**PROBLEM DETAILS:** Verbatim output of all the material below is required.

Start of DATA LINES

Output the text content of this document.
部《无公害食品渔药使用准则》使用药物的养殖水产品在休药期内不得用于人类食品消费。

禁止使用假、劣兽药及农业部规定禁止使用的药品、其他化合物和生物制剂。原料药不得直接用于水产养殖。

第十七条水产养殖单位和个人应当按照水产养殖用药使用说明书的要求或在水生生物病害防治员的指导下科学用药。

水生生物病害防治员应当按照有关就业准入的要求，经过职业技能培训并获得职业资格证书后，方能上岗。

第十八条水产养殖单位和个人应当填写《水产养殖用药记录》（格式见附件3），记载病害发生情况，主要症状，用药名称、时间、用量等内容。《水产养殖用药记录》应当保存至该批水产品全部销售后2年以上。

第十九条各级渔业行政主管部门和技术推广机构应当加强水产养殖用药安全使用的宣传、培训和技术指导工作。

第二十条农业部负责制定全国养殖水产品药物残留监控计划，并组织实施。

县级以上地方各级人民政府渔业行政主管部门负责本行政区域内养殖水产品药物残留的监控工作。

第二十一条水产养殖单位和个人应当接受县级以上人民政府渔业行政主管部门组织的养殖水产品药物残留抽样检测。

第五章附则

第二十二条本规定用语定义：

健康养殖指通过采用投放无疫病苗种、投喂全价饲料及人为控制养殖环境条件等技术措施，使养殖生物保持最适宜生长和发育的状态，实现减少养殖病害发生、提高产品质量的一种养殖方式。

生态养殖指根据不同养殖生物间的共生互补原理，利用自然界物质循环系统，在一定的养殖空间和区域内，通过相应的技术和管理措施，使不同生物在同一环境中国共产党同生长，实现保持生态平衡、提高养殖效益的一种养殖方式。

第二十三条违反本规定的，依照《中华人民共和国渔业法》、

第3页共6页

End of DATA LINES

**SOLUTION:**
Output the text content of this document.
部《无公害食品渔药使用准则》使用药物的养殖水产品在休药期内不得用于人类食品消费。

禁止使用假、劣兽药及农业部规定禁止使用的药品、其他化合物和生物制剂。原料药不得直接用于水产养殖。

第十七条水产养殖单位和个人应当按照水产养殖用药使用说明书的要求或在水生生物病害防治员的指导下科学用药。

水生生物病害防治员应当按照有关就业准入的要求，经过职业技能培训并获得职业资格证书后，方能上岗。

第十八条水产养殖单位和个人应当填写《水产养殖用药记录》（格式见附件3），记载病害发生情况，主要症状，用药名称、时间、用量等内容。《水产养殖用药记录》应当保存至该批水产品全部销售后2年以上。

第十九条各级渔业行政主管部门和技术推广机构应当加强水产养殖用药安全使用的宣传、培训和技术指导工作。

第二十条农业部负责制定全国养殖水产品药物残留监控计划，并组织实施。

县级以上地方各级人民政府渔业行政主管部门负责本行政区域内养殖水产品药物残留的监控工作。

第二十一条水产养殖单位和个人应当接受县级以上人民政府渔业行政主管部门组织的养殖水产品药物残留抽样检测。

第五章附则

第二十二条本规定用语定义：

健康养殖指通过采用投放无疫病苗种、投喂全价饲料及人为控制养殖环境条件等技术措施，使养殖生物保持最适宜生长和发育的状态，实现减少养殖病害发生、提高产品质量的一种养殖方式。

生态养殖指根据不同养殖生物间的共生互补原理，利用自然界物质循环系统，在一定的养殖空间和区域内，通过相应的技术和管理措施，使不同生物在同一环境中国共产党同生长，实现保持生态平衡、提高养殖效益的一种养殖方式。

第二十三条违反本规定的，依照《中华人民共和国渔业法》、

第3页共6页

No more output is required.